═════ MATERIALS PROVIDED ═════

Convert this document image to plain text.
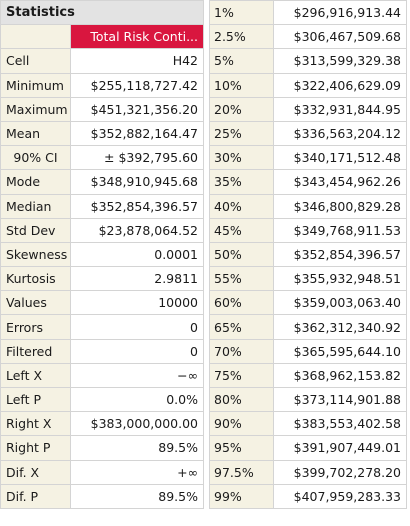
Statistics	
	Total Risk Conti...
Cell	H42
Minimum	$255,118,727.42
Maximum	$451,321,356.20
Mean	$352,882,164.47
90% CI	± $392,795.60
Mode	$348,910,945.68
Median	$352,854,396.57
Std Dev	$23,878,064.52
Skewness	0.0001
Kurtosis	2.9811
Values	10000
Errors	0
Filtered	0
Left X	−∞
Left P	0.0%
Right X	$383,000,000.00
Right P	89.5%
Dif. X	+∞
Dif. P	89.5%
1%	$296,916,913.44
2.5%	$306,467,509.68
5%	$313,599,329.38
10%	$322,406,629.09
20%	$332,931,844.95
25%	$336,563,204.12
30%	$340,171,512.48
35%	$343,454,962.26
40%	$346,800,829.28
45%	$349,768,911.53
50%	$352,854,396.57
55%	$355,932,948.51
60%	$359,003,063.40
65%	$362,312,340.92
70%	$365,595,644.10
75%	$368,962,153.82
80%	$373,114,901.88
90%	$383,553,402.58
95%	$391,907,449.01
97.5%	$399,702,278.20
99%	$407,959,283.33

═════

▶ **EXERCISE BRIEF**: Give the entries again without a single change, but with no pictures.

▶ **EXERCISE SOLUTION**:
Convert this document image to plain text.
Statistics	
	Total Risk Conti...
Cell	H42
Minimum	$255,118,727.42
Maximum	$451,321,356.20
Mean	$352,882,164.47
90% CI	± $392,795.60
Mode	$348,910,945.68
Median	$352,854,396.57
Std Dev	$23,878,064.52
Skewness	0.0001
Kurtosis	2.9811
Values	10000
Errors	0
Filtered	0
Left X	−∞
Left P	0.0%
Right X	$383,000,000.00
Right P	89.5%
Dif. X	+∞
Dif. P	89.5%
1%	$296,916,913.44
2.5%	$306,467,509.68
5%	$313,599,329.38
10%	$322,406,629.09
20%	$332,931,844.95
25%	$336,563,204.12
30%	$340,171,512.48
35%	$343,454,962.26
40%	$346,800,829.28
45%	$349,768,911.53
50%	$352,854,396.57
55%	$355,932,948.51
60%	$359,003,063.40
65%	$362,312,340.92
70%	$365,595,644.10
75%	$368,962,153.82
80%	$373,114,901.88
90%	$383,553,402.58
95%	$391,907,449.01
97.5%	$399,702,278.20
99%	$407,959,283.33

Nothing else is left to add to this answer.